(begin)

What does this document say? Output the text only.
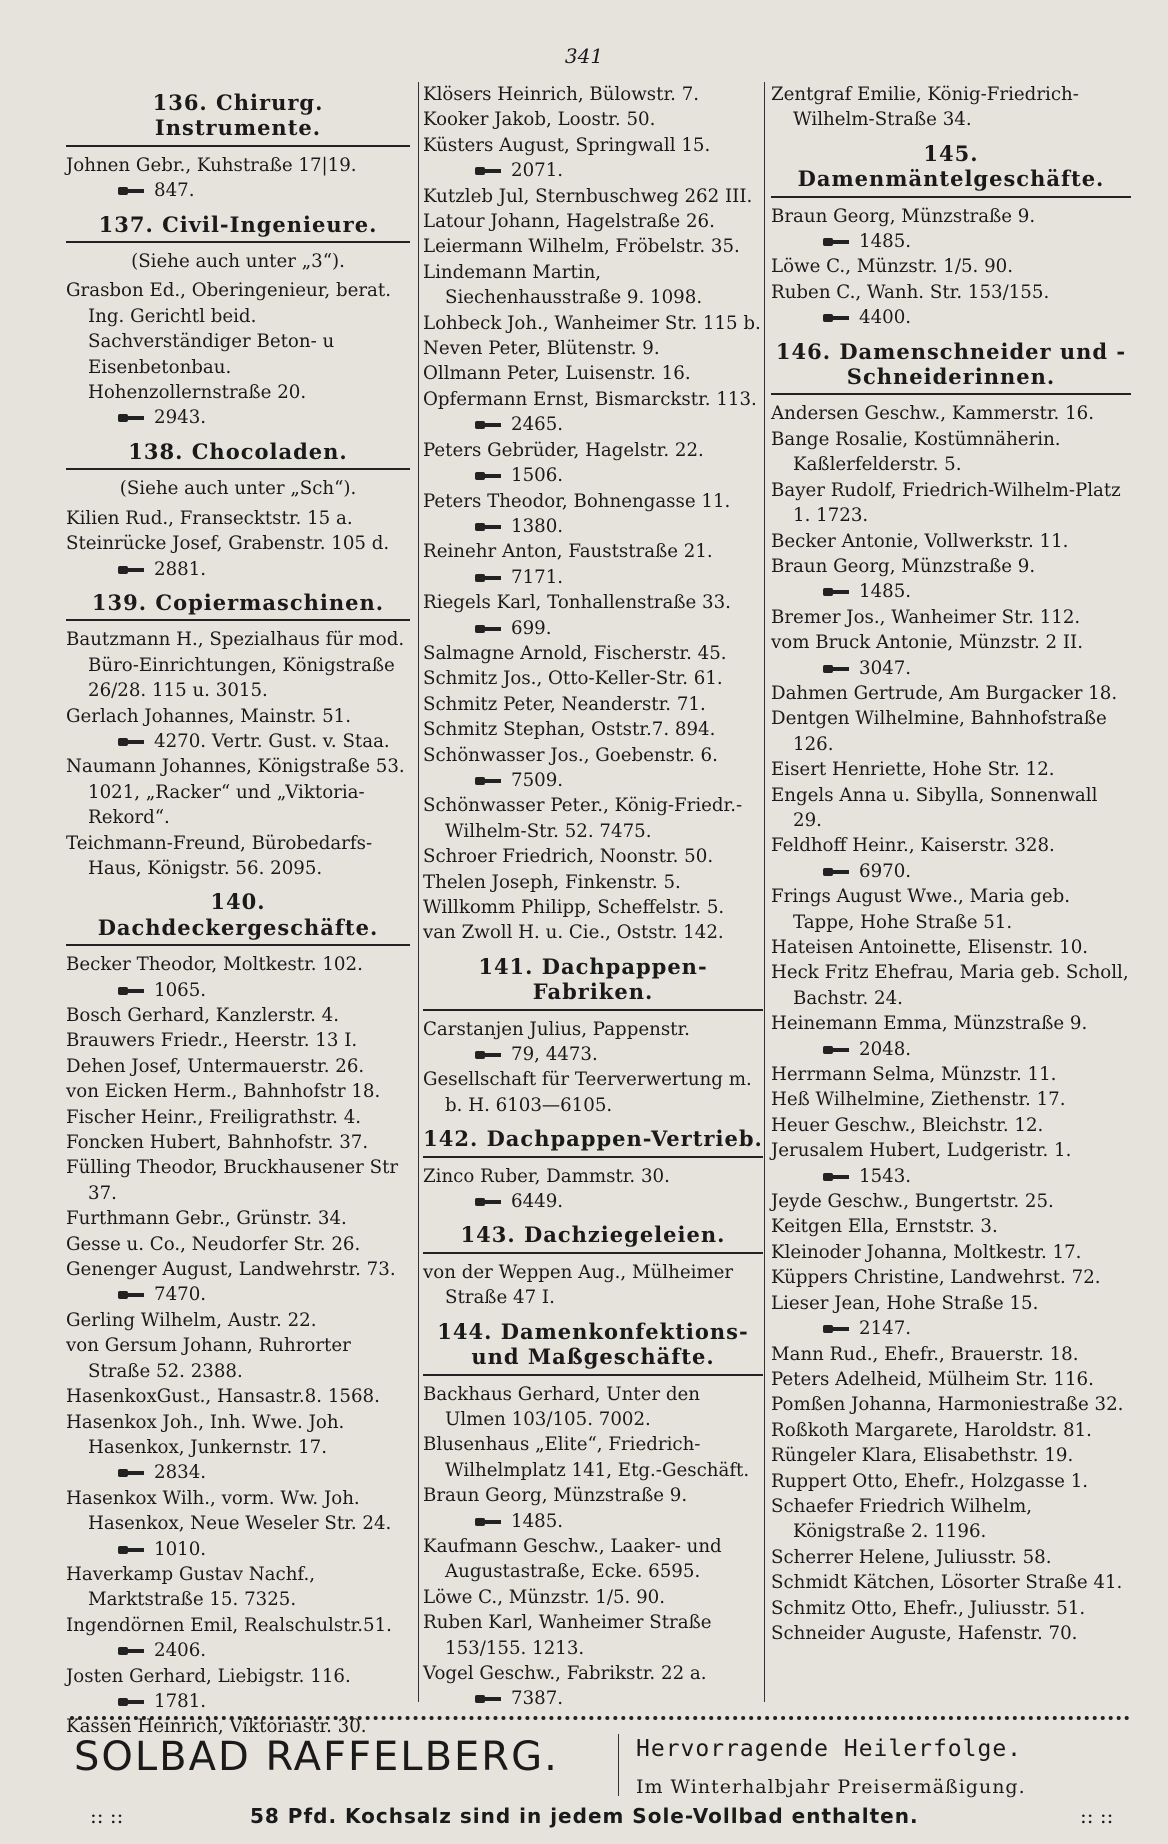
341
136. Chirurg. Instrumente.
Johnen Gebr., Kuhstraße 17|19.
847.
137. Civil-Ingenieure.
(Siehe auch unter „3“).
Grasbon Ed., Oberingenieur, berat. Ing. Gerichtl beid. Sachverständiger Beton- u Eisenbetonbau. Hohenzollernstraße 20.
2943.
138. Chocoladen.
(Siehe auch unter „Sch“).
Kilien Rud., Fransecktstr. 15 a.
Steinrücke Josef, Grabenstr. 105 d.
2881.
139. Copiermaschinen.
Bautzmann H., Spezialhaus für mod. Büro-Einrichtungen, Königstraße 26/28. 115 u. 3015.
Gerlach Johannes, Mainstr. 51.
4270. Vertr. Gust. v. Staa.
Naumann Johannes, Königstraße 53. 1021, „Racker“ und „Viktoria-Rekord“.
Teichmann-Freund, Bürobedarfs-Haus, Königstr. 56. 2095.
140. Dachdeckergeschäfte.
Becker Theodor, Moltkestr. 102.
1065.
Bosch Gerhard, Kanzlerstr. 4.
Brauwers Friedr., Heerstr. 13 I.
Dehen Josef, Untermauerstr. 26.
von Eicken Herm., Bahnhofstr 18.
Fischer Heinr., Freiligrathstr. 4.
Foncken Hubert, Bahnhofstr. 37.
Fülling Theodor, Bruckhausener Str 37.
Furthmann Gebr., Grünstr. 34.
Gesse u. Co., Neudorfer Str. 26.
Genenger August, Landwehrstr. 73.
7470.
Gerling Wilhelm, Austr. 22.
von Gersum Johann, Ruhrorter Straße 52. 2388.
HasenkoxGust., Hansastr.8. 1568.
Hasenkox Joh., Inh. Wwe. Joh. Hasenkox, Junkernstr. 17.
2834.
Hasenkox Wilh., vorm. Ww. Joh. Hasenkox, Neue Weseler Str. 24.
1010.
Haverkamp Gustav Nachf., Marktstraße 15. 7325.
Ingendörnen Emil, Realschulstr.51.
2406.
Josten Gerhard, Liebigstr. 116.
1781.
Kassen Heinrich, Viktoriastr. 30.
Klösers Heinrich, Bülowstr. 7.
Kooker Jakob, Loostr. 50.
Küsters August, Springwall 15.
2071.
Kutzleb Jul, Sternbuschweg 262 III.
Latour Johann, Hagelstraße 26.
Leiermann Wilhelm, Fröbelstr. 35.
Lindemann Martin, Siechenhausstraße 9. 1098.
Lohbeck Joh., Wanheimer Str. 115 b.
Neven Peter, Blütenstr. 9.
Ollmann Peter, Luisenstr. 16.
Opfermann Ernst, Bismarckstr. 113.
2465.
Peters Gebrüder, Hagelstr. 22.
1506.
Peters Theodor, Bohnengasse 11.
1380.
Reinehr Anton, Fauststraße 21.
7171.
Riegels Karl, Tonhallenstraße 33.
699.
Salmagne Arnold, Fischerstr. 45.
Schmitz Jos., Otto-Keller-Str. 61.
Schmitz Peter, Neanderstr. 71.
Schmitz Stephan, Oststr.7. 894.
Schönwasser Jos., Goebenstr. 6.
7509.
Schönwasser Peter., König-Friedr.-Wilhelm-Str. 52. 7475.
Schroer Friedrich, Noonstr. 50.
Thelen Joseph, Finkenstr. 5.
Willkomm Philipp, Scheffelstr. 5.
van Zwoll H. u. Cie., Oststr. 142.
141. Dachpappen-Fabriken.
Carstanjen Julius, Pappenstr.
79, 4473.
Gesellschaft für Teerverwertung m. b. H. 6103—6105.
142. Dachpappen-Vertrieb.
Zinco Ruber, Dammstr. 30.
6449.
143. Dachziegeleien.
von der Weppen Aug., Mülheimer Straße 47 I.
144. Damenkonfektions- und Maßgeschäfte.
Backhaus Gerhard, Unter den Ulmen 103/105. 7002.
Blusenhaus „Elite“, Friedrich-Wilhelmplatz 141, Etg.-Geschäft.
Braun Georg, Münzstraße 9.
1485.
Kaufmann Geschw., Laaker- und Augustastraße, Ecke. 6595.
Löwe C., Münzstr. 1/5. 90.
Ruben Karl, Wanheimer Straße 153/155. 1213.
Vogel Geschw., Fabrikstr. 22 a.
7387.
Zentgraf Emilie, König-Friedrich-Wilhelm-Straße 34.
145. Damenmäntelgeschäfte.
Braun Georg, Münzstraße 9.
1485.
Löwe C., Münzstr. 1/5. 90.
Ruben C., Wanh. Str. 153/155.
4400.
146. Damenschneider und -Schneiderinnen.
Andersen Geschw., Kammerstr. 16.
Bange Rosalie, Kostümnäherin. Kaßlerfelderstr. 5.
Bayer Rudolf, Friedrich-Wilhelm-Platz 1. 1723.
Becker Antonie, Vollwerkstr. 11.
Braun Georg, Münzstraße 9.
1485.
Bremer Jos., Wanheimer Str. 112.
vom Bruck Antonie, Münzstr. 2 II.
3047.
Dahmen Gertrude, Am Burgacker 18.
Dentgen Wilhelmine, Bahnhofstraße 126.
Eisert Henriette, Hohe Str. 12.
Engels Anna u. Sibylla, Sonnenwall 29.
Feldhoff Heinr., Kaiserstr. 328.
6970.
Frings August Wwe., Maria geb. Tappe, Hohe Straße 51.
Hateisen Antoinette, Elisenstr. 10.
Heck Fritz Ehefrau, Maria geb. Scholl, Bachstr. 24.
Heinemann Emma, Münzstraße 9.
2048.
Herrmann Selma, Münzstr. 11.
Heß Wilhelmine, Ziethenstr. 17.
Heuer Geschw., Bleichstr. 12.
Jerusalem Hubert, Ludgeristr. 1.
1543.
Jeyde Geschw., Bungertstr. 25.
Keitgen Ella, Ernststr. 3.
Kleinoder Johanna, Moltkestr. 17.
Küppers Christine, Landwehrst. 72.
Lieser Jean, Hohe Straße 15.
2147.
Mann Rud., Ehefr., Brauerstr. 18.
Peters Adelheid, Mülheim Str. 116.
Pomßen Johanna, Harmoniestraße 32.
Roßkoth Margarete, Haroldstr. 81.
Rüngeler Klara, Elisabethstr. 19.
Ruppert Otto, Ehefr., Holzgasse 1.
Schaefer Friedrich Wilhelm, Königstraße 2. 1196.
Scherrer Helene, Juliusstr. 58.
Schmidt Kätchen, Lösorter Straße 41.
Schmitz Otto, Ehefr., Juliusstr. 51.
Schneider Auguste, Hafenstr. 70.
SOLBAD RAFFELBERG.	Hervorragende Heilerfolge.
Im Winterhalbjahr Preisermäßigung.
:: ::	58 Pfd. Kochsalz sind in jedem Sole-Vollbad enthalten.	:: ::
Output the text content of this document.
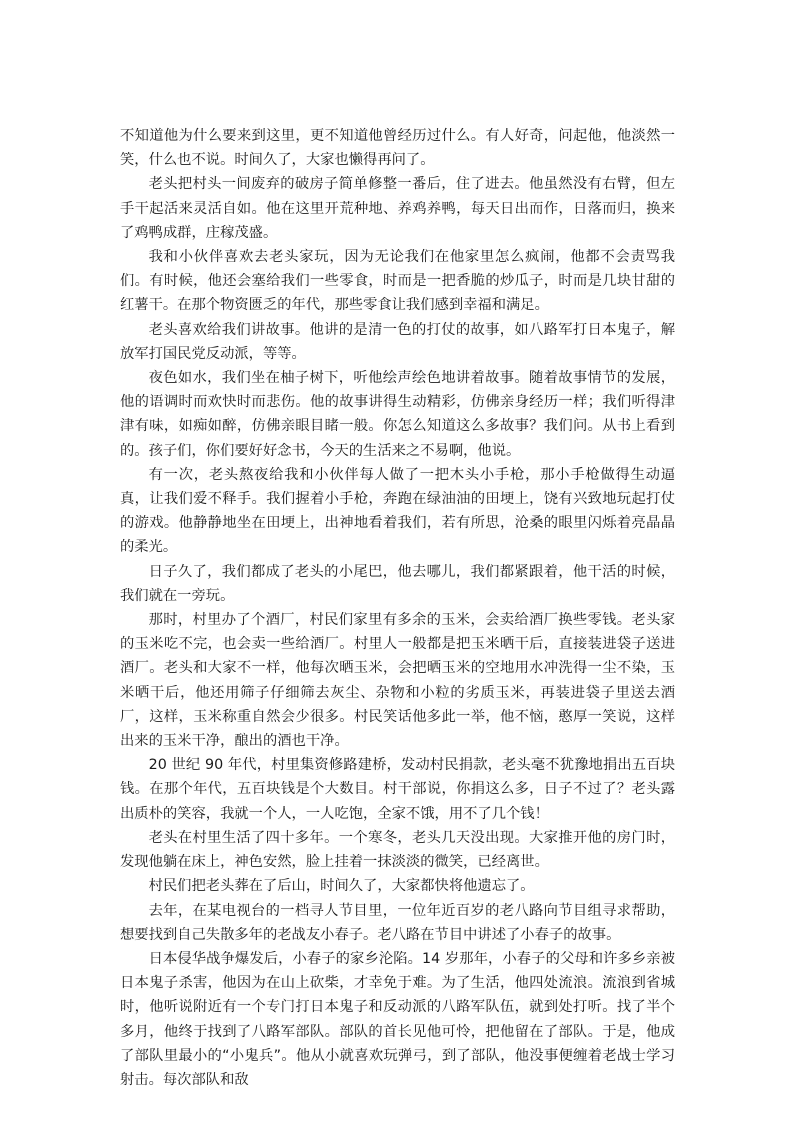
不知道他为什么要来到这里，更不知道他曾经历过什么。有人好奇，问起他，他淡然一笑，什么也不说。时间久了，大家也懒得再问了。

老头把村头一间废弃的破房子简单修整一番后，住了进去。他虽然没有右臂，但左手干起活来灵活自如。他在这里开荒种地、养鸡养鸭，每天日出而作，日落而归，换来了鸡鸭成群，庄稼茂盛。

我和小伙伴喜欢去老头家玩，因为无论我们在他家里怎么疯闹，他都不会责骂我们。有时候，他还会塞给我们一些零食，时而是一把香脆的炒瓜子，时而是几块甘甜的红薯干。在那个物资匮乏的年代，那些零食让我们感到幸福和满足。

老头喜欢给我们讲故事。他讲的是清一色的打仗的故事，如八路军打日本鬼子，解放军打国民党反动派，等等。

夜色如水，我们坐在柚子树下，听他绘声绘色地讲着故事。随着故事情节的发展，他的语调时而欢快时而悲伤。他的故事讲得生动精彩，仿佛亲身经历一样；我们听得津津有味，如痴如醉，仿佛亲眼目睹一般。你怎么知道这么多故事？我们问。从书上看到的。孩子们，你们要好好念书，今天的生活来之不易啊，他说。

有一次，老头熬夜给我和小伙伴每人做了一把木头小手枪，那小手枪做得生动逼真，让我们爱不释手。我们握着小手枪，奔跑在绿油油的田埂上，饶有兴致地玩起打仗的游戏。他静静地坐在田埂上，出神地看着我们，若有所思，沧桑的眼里闪烁着亮晶晶的柔光。

日子久了，我们都成了老头的小尾巴，他去哪儿，我们都紧跟着，他干活的时候，我们就在一旁玩。

那时，村里办了个酒厂，村民们家里有多余的玉米，会卖给酒厂换些零钱。老头家的玉米吃不完，也会卖一些给酒厂。村里人一般都是把玉米晒干后，直接装进袋子送进酒厂。老头和大家不一样，他每次晒玉米，会把晒玉米的空地用水冲洗得一尘不染，玉米晒干后，他还用筛子仔细筛去灰尘、杂物和小粒的劣质玉米，再装进袋子里送去酒厂，这样，玉米称重自然会少很多。村民笑话他多此一举，他不恼，憨厚一笑说，这样出来的玉米干净，酿出的酒也干净。

20 世纪 90 年代，村里集资修路建桥，发动村民捐款，老头毫不犹豫地捐出五百块钱。在那个年代，五百块钱是个大数目。村干部说，你捐这么多，日子不过了？老头露出质朴的笑容，我就一个人，一人吃饱，全家不饿，用不了几个钱！

老头在村里生活了四十多年。一个寒冬，老头几天没出现。大家推开他的房门时，发现他躺在床上，神色安然，脸上挂着一抹淡淡的微笑，已经离世。

村民们把老头葬在了后山，时间久了，大家都快将他遗忘了。

去年，在某电视台的一档寻人节目里，一位年近百岁的老八路向节目组寻求帮助，想要找到自己失散多年的老战友小春子。老八路在节目中讲述了小春子的故事。

日本侵华战争爆发后，小春子的家乡沦陷。14 岁那年，小春子的父母和许多乡亲被日本鬼子杀害，他因为在山上砍柴，才幸免于难。为了生活，他四处流浪。流浪到省城时，他听说附近有一个专门打日本鬼子和反动派的八路军队伍，就到处打听。找了半个多月，他终于找到了八路军部队。部队的首长见他可怜，把他留在了部队。于是，他成了部队里最小的“小鬼兵”。他从小就喜欢玩弹弓，到了部队，他没事便缠着老战士学习射击。每次部队和敌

(end)

• [Brief] Locate the word "Schönwasser" in the records and collect each line it appears in.

• [The output]
Schönwasser Jos., Goebenstr. 6.
Schönwasser Peter., König-Friedr.-Wilhelm-Str. 52. 7475.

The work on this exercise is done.